-------- Extracted data
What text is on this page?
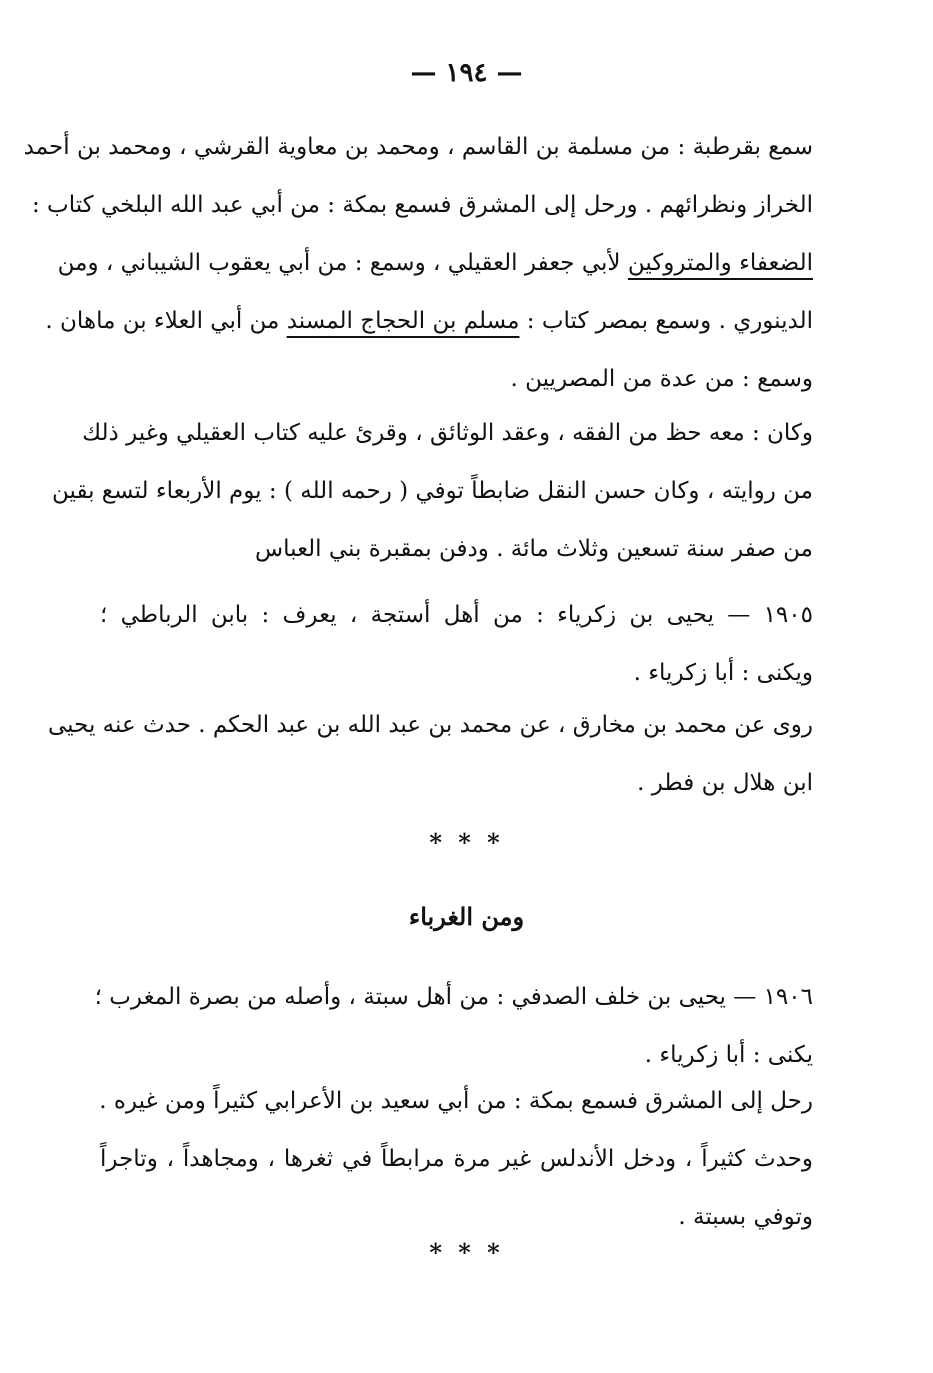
— ١٩٤ —
سمع بقرطبة : من مسلمة بن القاسم ، ومحمد بن معاوية القرشي ، ومحمد بن أحمد
الخراز ونظرائهم . ورحل إلى المشرق فسمع بمكة : من أبي عبد الله البلخي كتاب :
الضعفاء والمتروكين لأبي جعفر العقيلي ، وسمع : من أبي يعقوب الشيباني ، ومن
الدينوري . وسمع بمصر كتاب : مسلم بن الحجاج المسند من أبي العلاء بن ماهان .
وسمع : من عدة من المصريين .
وكان : معه حظ من الفقه ، وعقد الوثائق ، وقرئ عليه كتاب العقيلي وغير ذلك
من روايته ، وكان حسن النقل ضابطاً توفي ( رحمه الله ) : يوم الأربعاء لتسع بقين
من صفر سنة تسعين وثلاث مائة . ودفن بمقبرة بني العباس
١٩٠٥ — يحيى بن زكرياء : من أهل أستجة ، يعرف : بابن الرباطي ؛
ويكنى : أبا زكرياء .
روى عن محمد بن مخارق ، عن محمد بن عبد الله بن عبد الحكم . حدث عنه يحيى
ابن هلال بن فطر .
* * *
ومن الغرباء
١٩٠٦ — يحيى بن خلف الصدفي : من أهل سبتة ، وأصله من بصرة المغرب ؛
يكنى : أبا زكرياء .
رحل إلى المشرق فسمع بمكة : من أبي سعيد بن الأعرابي كثيراً ومن غيره .
وحدث كثيراً ، ودخل الأندلس غير مرة مرابطاً في ثغرها ، ومجاهداً ، وتاجراً
وتوفي بسبتة .
* * *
----------------
> What you are asked to do
Write the full listing out again with every line unchanged, but include no pictures.

> Answer for the task
What text is on this page?
— ١٩٤ —
سمع بقرطبة : من مسلمة بن القاسم ، ومحمد بن معاوية القرشي ، ومحمد بن أحمد
الخراز ونظرائهم . ورحل إلى المشرق فسمع بمكة : من أبي عبد الله البلخي كتاب :
الضعفاء والمتروكين لأبي جعفر العقيلي ، وسمع : من أبي يعقوب الشيباني ، ومن
الدينوري . وسمع بمصر كتاب : مسلم بن الحجاج المسند من أبي العلاء بن ماهان .
وسمع : من عدة من المصريين .
وكان : معه حظ من الفقه ، وعقد الوثائق ، وقرئ عليه كتاب العقيلي وغير ذلك
من روايته ، وكان حسن النقل ضابطاً توفي ( رحمه الله ) : يوم الأربعاء لتسع بقين
من صفر سنة تسعين وثلاث مائة . ودفن بمقبرة بني العباس
١٩٠٥ — يحيى بن زكرياء : من أهل أستجة ، يعرف : بابن الرباطي ؛
ويكنى : أبا زكرياء .
روى عن محمد بن مخارق ، عن محمد بن عبد الله بن عبد الحكم . حدث عنه يحيى
ابن هلال بن فطر .
* * *
ومن الغرباء
١٩٠٦ — يحيى بن خلف الصدفي : من أهل سبتة ، وأصله من بصرة المغرب ؛
يكنى : أبا زكرياء .
رحل إلى المشرق فسمع بمكة : من أبي سعيد بن الأعرابي كثيراً ومن غيره .
وحدث كثيراً ، ودخل الأندلس غير مرة مرابطاً في ثغرها ، ومجاهداً ، وتاجراً
وتوفي بسبتة .
* * *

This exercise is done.